WEST PALM BEACH, Fla. — As author of the New York Times bestselling book "The 5 Love Languages," counselor and pastor Dr. Gary Chapman, Ph.D. has guided couples and individuals in receiving and expressing love for decades.
In this time of crisis, he offers words of encouragement and guidance for those struggling in relationships, and those struggling to show love to those who are distant due to quarantine and self-isolation.
"The deepest need we have as humans is to feel love by the significant people in our lives," Chapman said in an interview with WPTV anchor Ashleigh Walters. "If we feel loved, life is beautiful in spite of problems we might face. If we don’t feel loved, life begins to feel pretty dark. So it’s important whether we’re going through crisis or whether we’re not going through crisis. Keeping love alive in a relationship. Whether it’s marriage or whether it’s a dating relationship, or whether it’s a child relationship. The need for love is consistency with human nature."
Chapman's theory is that there are five main ways humans express love, and each of us prioritizes them differently:
- Words of affirmation
- Acts of service
- Receiving gifts
- Quality time
- Physical touch
If you are not sure which Love Languages you prioritize, take the free quiz by clicking here.
33 million people have taken the quiz.

####################

What you need to do:
1 – Can you sum up the article on Gary Chapman and the love languages in two sentences?
2 – Would you resume the article on Gary Chapman and the love languages from the point where it stops?
You won't need the records that follow.

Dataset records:

####################

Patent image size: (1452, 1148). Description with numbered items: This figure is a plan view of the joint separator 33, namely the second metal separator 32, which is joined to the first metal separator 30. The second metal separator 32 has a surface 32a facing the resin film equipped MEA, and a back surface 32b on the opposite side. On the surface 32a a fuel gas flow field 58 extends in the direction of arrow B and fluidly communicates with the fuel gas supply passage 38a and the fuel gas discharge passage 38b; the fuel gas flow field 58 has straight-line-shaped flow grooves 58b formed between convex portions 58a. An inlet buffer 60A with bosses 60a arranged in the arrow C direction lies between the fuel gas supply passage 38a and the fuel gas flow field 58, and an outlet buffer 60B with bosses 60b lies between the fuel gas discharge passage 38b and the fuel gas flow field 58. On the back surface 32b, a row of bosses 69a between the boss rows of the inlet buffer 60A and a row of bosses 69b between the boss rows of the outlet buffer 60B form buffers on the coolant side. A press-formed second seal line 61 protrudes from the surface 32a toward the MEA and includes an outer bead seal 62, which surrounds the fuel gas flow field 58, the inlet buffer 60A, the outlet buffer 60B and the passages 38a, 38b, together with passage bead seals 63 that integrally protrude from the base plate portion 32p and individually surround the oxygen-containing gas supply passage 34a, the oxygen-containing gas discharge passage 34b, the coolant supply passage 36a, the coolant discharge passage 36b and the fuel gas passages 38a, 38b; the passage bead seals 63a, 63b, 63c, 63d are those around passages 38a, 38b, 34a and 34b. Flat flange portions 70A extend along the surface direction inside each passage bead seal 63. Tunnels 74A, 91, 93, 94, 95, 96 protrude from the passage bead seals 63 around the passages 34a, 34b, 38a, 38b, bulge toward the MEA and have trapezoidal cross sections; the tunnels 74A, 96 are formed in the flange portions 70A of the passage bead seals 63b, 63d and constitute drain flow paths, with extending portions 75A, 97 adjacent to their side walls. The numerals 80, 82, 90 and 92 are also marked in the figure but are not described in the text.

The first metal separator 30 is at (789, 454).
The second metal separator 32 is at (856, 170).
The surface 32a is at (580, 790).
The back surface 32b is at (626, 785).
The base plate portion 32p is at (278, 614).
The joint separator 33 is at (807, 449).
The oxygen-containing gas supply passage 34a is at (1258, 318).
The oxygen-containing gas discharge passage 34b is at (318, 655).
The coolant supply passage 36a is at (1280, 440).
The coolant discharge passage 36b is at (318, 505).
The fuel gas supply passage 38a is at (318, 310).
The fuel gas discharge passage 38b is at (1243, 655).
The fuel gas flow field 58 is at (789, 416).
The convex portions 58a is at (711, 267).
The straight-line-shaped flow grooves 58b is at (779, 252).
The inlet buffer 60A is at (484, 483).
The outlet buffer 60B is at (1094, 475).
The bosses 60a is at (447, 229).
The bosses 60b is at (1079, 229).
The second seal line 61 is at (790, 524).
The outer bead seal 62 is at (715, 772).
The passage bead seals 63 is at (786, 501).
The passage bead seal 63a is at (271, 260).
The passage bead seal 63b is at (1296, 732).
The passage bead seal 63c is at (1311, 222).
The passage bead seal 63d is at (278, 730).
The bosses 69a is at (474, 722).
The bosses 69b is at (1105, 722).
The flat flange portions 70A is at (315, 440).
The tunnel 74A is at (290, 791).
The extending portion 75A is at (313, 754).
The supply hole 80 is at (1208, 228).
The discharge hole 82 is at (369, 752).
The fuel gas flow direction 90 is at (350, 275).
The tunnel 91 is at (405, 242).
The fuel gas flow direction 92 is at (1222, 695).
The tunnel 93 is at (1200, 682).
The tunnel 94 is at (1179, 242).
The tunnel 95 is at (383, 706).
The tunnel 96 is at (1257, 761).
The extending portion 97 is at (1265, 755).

####################

Response list:
1 – Dr. Gary Chapman, a counselor, pastor and author of "The 5 Love Languages," offers encouragement and guidance in this time of crisis to people struggling in relationships or struggling to show love to those kept distant by quarantine and self-isolation, saying that the deepest human need is to feel loved by the significant people in our lives. His theory holds that humans express love in five main ways (words of affirmation, acts of service, receiving gifts, quality time and physical touch), that each person prioritizes them differently, and 33 million people have taken the free quiz.

2 –
Chapman said that when we can create a good climate by expressing love in the right ways so our partner understands and feels loved, we are able to get through crises much more easily together.
"If children feel loved by the parents, there’s less misbehavior. A lot of the misbehavior of children is to get the attention of the parents," Chapman explained. "And consequently, a lot of the misbehavior of a married couple is because they’re trying to get the attention of the other person. If we can work on the positive side, rather than let our negative emotions control the way we talk to each other and relate to each other, if we can turn that around, and look for the way that we can communicate with each other, in the most positive way, we are going to create a positive climate in the family and we can handle everything that we’re going through in a much more positive manner."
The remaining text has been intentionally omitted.